### WHAT YOU ARE ASKED TO DO
Find each line with the word "LEFT" and state how many there are, nothing more.

Extracted data entries:
==================================================
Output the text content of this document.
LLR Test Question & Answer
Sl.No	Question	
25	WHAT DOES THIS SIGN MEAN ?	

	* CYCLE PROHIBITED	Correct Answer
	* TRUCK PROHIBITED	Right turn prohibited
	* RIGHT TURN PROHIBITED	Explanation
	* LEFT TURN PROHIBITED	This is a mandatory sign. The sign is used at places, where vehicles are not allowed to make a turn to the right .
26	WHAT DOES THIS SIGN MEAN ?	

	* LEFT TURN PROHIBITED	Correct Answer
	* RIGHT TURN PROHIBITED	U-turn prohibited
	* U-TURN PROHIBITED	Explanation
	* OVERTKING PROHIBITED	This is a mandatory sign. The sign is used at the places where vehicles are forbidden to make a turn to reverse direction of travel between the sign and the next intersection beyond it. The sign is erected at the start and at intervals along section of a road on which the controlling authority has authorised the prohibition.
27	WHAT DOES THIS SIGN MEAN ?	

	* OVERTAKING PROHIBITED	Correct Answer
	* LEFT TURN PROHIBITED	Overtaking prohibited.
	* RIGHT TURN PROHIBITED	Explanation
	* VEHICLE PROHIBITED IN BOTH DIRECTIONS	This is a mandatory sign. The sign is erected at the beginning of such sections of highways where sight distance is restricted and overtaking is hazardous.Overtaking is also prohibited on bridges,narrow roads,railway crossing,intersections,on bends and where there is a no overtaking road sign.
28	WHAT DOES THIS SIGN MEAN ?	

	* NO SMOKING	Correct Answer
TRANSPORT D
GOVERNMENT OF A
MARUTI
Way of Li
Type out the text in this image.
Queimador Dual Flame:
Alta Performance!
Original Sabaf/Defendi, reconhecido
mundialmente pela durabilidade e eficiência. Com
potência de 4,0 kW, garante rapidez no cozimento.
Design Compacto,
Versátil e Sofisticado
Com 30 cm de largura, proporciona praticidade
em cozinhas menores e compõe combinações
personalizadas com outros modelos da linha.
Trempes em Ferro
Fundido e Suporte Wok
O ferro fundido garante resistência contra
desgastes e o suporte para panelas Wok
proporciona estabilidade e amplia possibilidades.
==================================================
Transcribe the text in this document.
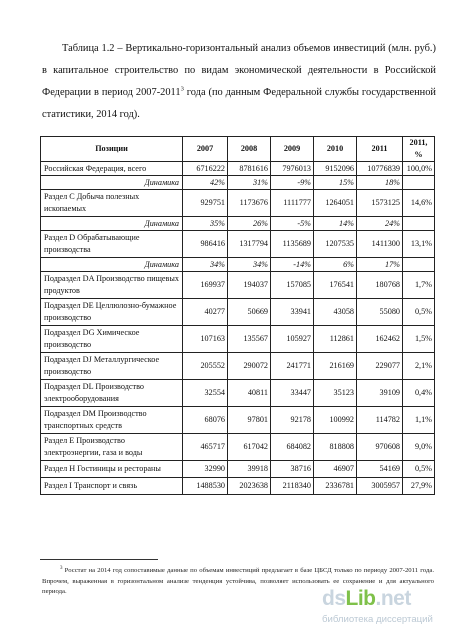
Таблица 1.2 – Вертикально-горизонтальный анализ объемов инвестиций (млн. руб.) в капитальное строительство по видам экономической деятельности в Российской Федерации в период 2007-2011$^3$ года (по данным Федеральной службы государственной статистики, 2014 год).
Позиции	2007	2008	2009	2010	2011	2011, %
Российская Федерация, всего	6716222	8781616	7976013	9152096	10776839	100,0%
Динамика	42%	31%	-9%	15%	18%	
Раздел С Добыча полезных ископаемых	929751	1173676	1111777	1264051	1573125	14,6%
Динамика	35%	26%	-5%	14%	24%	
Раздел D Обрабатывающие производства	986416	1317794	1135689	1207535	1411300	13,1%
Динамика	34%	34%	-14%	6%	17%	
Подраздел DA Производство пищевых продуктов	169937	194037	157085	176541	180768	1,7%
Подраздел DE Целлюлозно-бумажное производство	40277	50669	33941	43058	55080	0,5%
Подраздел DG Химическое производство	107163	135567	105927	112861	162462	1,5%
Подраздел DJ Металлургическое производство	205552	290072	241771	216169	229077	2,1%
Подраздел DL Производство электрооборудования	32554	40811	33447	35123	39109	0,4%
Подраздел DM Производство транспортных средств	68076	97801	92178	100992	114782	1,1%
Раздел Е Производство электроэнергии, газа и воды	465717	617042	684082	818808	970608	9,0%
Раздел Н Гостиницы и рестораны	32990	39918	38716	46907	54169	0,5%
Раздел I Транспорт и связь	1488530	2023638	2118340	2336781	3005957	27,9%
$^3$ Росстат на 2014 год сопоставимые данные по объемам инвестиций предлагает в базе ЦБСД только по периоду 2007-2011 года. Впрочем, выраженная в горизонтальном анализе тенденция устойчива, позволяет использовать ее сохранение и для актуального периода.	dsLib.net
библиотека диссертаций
==================================================
### RESULT
3